*TASK PROMPT*: The entries below should be given again exactly, minus their pictures.

*RECORDS TO USE*:
________________________________________

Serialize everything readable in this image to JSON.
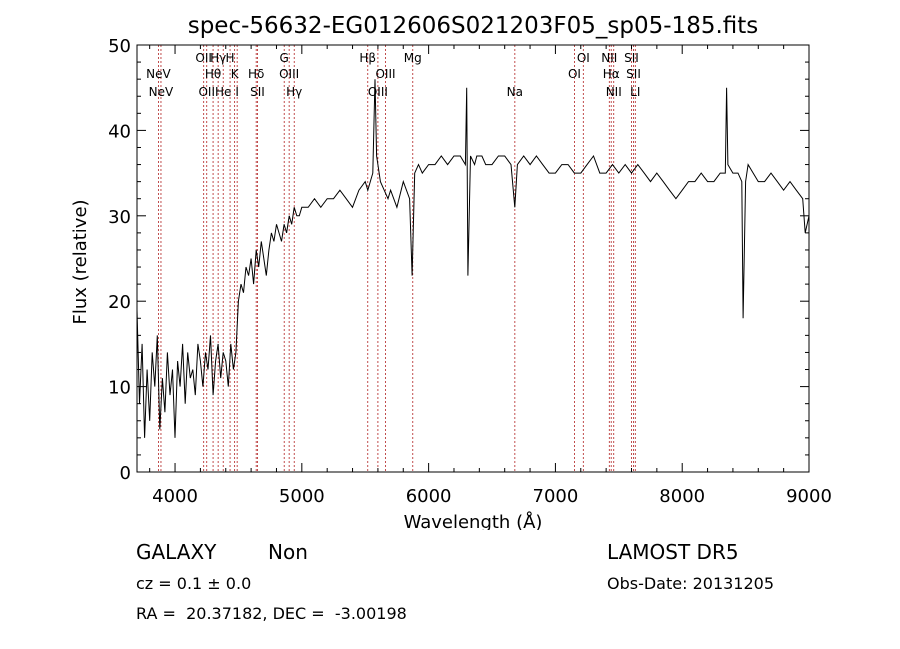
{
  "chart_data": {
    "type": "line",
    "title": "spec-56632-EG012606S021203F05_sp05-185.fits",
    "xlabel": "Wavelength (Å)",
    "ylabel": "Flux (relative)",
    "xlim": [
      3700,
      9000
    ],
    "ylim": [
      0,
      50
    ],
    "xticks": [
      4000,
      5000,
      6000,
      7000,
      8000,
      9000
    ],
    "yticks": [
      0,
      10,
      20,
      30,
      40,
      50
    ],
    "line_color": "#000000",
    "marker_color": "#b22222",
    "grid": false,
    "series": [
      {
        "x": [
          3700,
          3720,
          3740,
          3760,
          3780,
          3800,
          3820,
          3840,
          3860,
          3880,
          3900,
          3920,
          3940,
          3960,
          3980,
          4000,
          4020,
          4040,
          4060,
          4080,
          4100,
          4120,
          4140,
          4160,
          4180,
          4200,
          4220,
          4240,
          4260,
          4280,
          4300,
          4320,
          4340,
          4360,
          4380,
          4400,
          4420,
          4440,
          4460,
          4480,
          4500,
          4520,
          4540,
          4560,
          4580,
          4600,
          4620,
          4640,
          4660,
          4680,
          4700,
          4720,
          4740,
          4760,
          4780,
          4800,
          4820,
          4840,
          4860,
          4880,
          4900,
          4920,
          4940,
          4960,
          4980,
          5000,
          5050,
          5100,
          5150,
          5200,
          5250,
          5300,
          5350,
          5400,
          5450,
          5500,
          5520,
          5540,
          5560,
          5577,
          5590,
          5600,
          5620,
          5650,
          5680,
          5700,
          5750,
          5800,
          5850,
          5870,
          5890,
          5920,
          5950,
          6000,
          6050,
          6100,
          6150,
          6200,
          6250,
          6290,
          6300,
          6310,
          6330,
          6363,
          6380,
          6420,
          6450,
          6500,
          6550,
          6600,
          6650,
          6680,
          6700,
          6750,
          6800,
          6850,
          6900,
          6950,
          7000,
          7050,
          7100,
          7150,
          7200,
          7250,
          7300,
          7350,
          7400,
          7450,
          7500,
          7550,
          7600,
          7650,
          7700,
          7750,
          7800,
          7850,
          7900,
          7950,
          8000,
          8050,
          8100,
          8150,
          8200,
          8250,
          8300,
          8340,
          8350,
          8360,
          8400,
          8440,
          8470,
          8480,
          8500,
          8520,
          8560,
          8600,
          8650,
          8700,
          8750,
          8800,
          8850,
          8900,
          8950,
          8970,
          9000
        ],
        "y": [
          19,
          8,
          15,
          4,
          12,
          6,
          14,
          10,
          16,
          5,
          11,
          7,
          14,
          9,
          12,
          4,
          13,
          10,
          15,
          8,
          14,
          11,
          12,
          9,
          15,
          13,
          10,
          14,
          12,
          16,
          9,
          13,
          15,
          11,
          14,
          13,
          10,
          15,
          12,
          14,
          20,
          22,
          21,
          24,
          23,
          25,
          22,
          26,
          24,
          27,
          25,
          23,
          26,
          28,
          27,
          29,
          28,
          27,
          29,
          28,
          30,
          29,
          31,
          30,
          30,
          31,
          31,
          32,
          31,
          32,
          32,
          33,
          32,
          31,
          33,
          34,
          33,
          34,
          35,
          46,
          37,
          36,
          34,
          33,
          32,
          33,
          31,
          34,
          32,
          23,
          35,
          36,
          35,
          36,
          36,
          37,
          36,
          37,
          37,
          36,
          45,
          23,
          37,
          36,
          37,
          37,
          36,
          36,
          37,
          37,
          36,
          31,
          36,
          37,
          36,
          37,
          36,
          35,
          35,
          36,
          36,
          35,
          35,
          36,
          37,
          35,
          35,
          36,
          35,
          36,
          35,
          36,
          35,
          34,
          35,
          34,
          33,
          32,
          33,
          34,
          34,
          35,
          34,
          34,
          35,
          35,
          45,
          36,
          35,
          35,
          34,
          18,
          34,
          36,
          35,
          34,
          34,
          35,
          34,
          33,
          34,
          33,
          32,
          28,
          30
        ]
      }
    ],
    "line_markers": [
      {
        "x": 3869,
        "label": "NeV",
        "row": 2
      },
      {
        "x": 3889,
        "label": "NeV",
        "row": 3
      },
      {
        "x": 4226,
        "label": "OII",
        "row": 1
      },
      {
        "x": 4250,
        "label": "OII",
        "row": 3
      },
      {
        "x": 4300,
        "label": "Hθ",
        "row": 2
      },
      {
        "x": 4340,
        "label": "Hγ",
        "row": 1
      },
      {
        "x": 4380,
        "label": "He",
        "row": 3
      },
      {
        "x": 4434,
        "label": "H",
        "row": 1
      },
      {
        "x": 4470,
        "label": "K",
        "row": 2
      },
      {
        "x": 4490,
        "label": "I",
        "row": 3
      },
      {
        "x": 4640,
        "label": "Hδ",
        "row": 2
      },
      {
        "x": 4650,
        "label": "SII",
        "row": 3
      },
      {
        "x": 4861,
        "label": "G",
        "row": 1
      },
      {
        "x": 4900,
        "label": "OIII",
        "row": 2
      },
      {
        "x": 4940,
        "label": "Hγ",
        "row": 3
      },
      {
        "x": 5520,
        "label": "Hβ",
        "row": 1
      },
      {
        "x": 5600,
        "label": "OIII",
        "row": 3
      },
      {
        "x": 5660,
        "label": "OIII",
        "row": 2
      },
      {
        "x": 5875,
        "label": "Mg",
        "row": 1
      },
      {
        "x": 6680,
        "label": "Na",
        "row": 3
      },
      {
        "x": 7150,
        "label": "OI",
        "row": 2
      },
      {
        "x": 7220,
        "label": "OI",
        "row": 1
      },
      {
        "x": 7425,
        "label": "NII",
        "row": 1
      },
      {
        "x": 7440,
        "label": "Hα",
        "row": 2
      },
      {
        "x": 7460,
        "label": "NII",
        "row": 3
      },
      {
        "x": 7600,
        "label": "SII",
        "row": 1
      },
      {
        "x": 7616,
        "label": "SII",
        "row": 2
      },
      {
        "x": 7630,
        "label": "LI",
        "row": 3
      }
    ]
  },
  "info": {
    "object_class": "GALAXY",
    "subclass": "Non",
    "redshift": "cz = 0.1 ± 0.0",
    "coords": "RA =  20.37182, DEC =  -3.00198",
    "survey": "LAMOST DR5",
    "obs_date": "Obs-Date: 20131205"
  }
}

________________________________________

*SOLUTION FOR THIS TASK*:
Serialize everything readable in this image to JSON.
{
  "chart_data": {
    "type": "line",
    "title": "spec-56632-EG012606S021203F05_sp05-185.fits",
    "xlabel": "Wavelength (Å)",
    "ylabel": "Flux (relative)",
    "xlim": [
      3700,
      9000
    ],
    "ylim": [
      0,
      50
    ],
    "xticks": [
      4000,
      5000,
      6000,
      7000,
      8000,
      9000
    ],
    "yticks": [
      0,
      10,
      20,
      30,
      40,
      50
    ],
    "line_color": "#000000",
    "marker_color": "#b22222",
    "grid": false,
    "series": [
      {
        "x": [
          3700,
          3720,
          3740,
          3760,
          3780,
          3800,
          3820,
          3840,
          3860,
          3880,
          3900,
          3920,
          3940,
          3960,
          3980,
          4000,
          4020,
          4040,
          4060,
          4080,
          4100,
          4120,
          4140,
          4160,
          4180,
          4200,
          4220,
          4240,
          4260,
          4280,
          4300,
          4320,
          4340,
          4360,
          4380,
          4400,
          4420,
          4440,
          4460,
          4480,
          4500,
          4520,
          4540,
          4560,
          4580,
          4600,
          4620,
          4640,
          4660,
          4680,
          4700,
          4720,
          4740,
          4760,
          4780,
          4800,
          4820,
          4840,
          4860,
          4880,
          4900,
          4920,
          4940,
          4960,
          4980,
          5000,
          5050,
          5100,
          5150,
          5200,
          5250,
          5300,
          5350,
          5400,
          5450,
          5500,
          5520,
          5540,
          5560,
          5577,
          5590,
          5600,
          5620,
          5650,
          5680,
          5700,
          5750,
          5800,
          5850,
          5870,
          5890,
          5920,
          5950,
          6000,
          6050,
          6100,
          6150,
          6200,
          6250,
          6290,
          6300,
          6310,
          6330,
          6363,
          6380,
          6420,
          6450,
          6500,
          6550,
          6600,
          6650,
          6680,
          6700,
          6750,
          6800,
          6850,
          6900,
          6950,
          7000,
          7050,
          7100,
          7150,
          7200,
          7250,
          7300,
          7350,
          7400,
          7450,
          7500,
          7550,
          7600,
          7650,
          7700,
          7750,
          7800,
          7850,
          7900,
          7950,
          8000,
          8050,
          8100,
          8150,
          8200,
          8250,
          8300,
          8340,
          8350,
          8360,
          8400,
          8440,
          8470,
          8480,
          8500,
          8520,
          8560,
          8600,
          8650,
          8700,
          8750,
          8800,
          8850,
          8900,
          8950,
          8970,
          9000
        ],
        "y": [
          19,
          8,
          15,
          4,
          12,
          6,
          14,
          10,
          16,
          5,
          11,
          7,
          14,
          9,
          12,
          4,
          13,
          10,
          15,
          8,
          14,
          11,
          12,
          9,
          15,
          13,
          10,
          14,
          12,
          16,
          9,
          13,
          15,
          11,
          14,
          13,
          10,
          15,
          12,
          14,
          20,
          22,
          21,
          24,
          23,
          25,
          22,
          26,
          24,
          27,
          25,
          23,
          26,
          28,
          27,
          29,
          28,
          27,
          29,
          28,
          30,
          29,
          31,
          30,
          30,
          31,
          31,
          32,
          31,
          32,
          32,
          33,
          32,
          31,
          33,
          34,
          33,
          34,
          35,
          46,
          37,
          36,
          34,
          33,
          32,
          33,
          31,
          34,
          32,
          23,
          35,
          36,
          35,
          36,
          36,
          37,
          36,
          37,
          37,
          36,
          45,
          23,
          37,
          36,
          37,
          37,
          36,
          36,
          37,
          37,
          36,
          31,
          36,
          37,
          36,
          37,
          36,
          35,
          35,
          36,
          36,
          35,
          35,
          36,
          37,
          35,
          35,
          36,
          35,
          36,
          35,
          36,
          35,
          34,
          35,
          34,
          33,
          32,
          33,
          34,
          34,
          35,
          34,
          34,
          35,
          35,
          45,
          36,
          35,
          35,
          34,
          18,
          34,
          36,
          35,
          34,
          34,
          35,
          34,
          33,
          34,
          33,
          32,
          28,
          30
        ]
      }
    ],
    "line_markers": [
      {
        "x": 3869,
        "label": "NeV",
        "row": 2
      },
      {
        "x": 3889,
        "label": "NeV",
        "row": 3
      },
      {
        "x": 4226,
        "label": "OII",
        "row": 1
      },
      {
        "x": 4250,
        "label": "OII",
        "row": 3
      },
      {
        "x": 4300,
        "label": "Hθ",
        "row": 2
      },
      {
        "x": 4340,
        "label": "Hγ",
        "row": 1
      },
      {
        "x": 4380,
        "label": "He",
        "row": 3
      },
      {
        "x": 4434,
        "label": "H",
        "row": 1
      },
      {
        "x": 4470,
        "label": "K",
        "row": 2
      },
      {
        "x": 4490,
        "label": "I",
        "row": 3
      },
      {
        "x": 4640,
        "label": "Hδ",
        "row": 2
      },
      {
        "x": 4650,
        "label": "SII",
        "row": 3
      },
      {
        "x": 4861,
        "label": "G",
        "row": 1
      },
      {
        "x": 4900,
        "label": "OIII",
        "row": 2
      },
      {
        "x": 4940,
        "label": "Hγ",
        "row": 3
      },
      {
        "x": 5520,
        "label": "Hβ",
        "row": 1
      },
      {
        "x": 5600,
        "label": "OIII",
        "row": 3
      },
      {
        "x": 5660,
        "label": "OIII",
        "row": 2
      },
      {
        "x": 5875,
        "label": "Mg",
        "row": 1
      },
      {
        "x": 6680,
        "label": "Na",
        "row": 3
      },
      {
        "x": 7150,
        "label": "OI",
        "row": 2
      },
      {
        "x": 7220,
        "label": "OI",
        "row": 1
      },
      {
        "x": 7425,
        "label": "NII",
        "row": 1
      },
      {
        "x": 7440,
        "label": "Hα",
        "row": 2
      },
      {
        "x": 7460,
        "label": "NII",
        "row": 3
      },
      {
        "x": 7600,
        "label": "SII",
        "row": 1
      },
      {
        "x": 7616,
        "label": "SII",
        "row": 2
      },
      {
        "x": 7630,
        "label": "LI",
        "row": 3
      }
    ]
  },
  "info": {
    "object_class": "GALAXY",
    "subclass": "Non",
    "redshift": "cz = 0.1 ± 0.0",
    "coords": "RA =  20.37182, DEC =  -3.00198",
    "survey": "LAMOST DR5",
    "obs_date": "Obs-Date: 20131205"
  }
}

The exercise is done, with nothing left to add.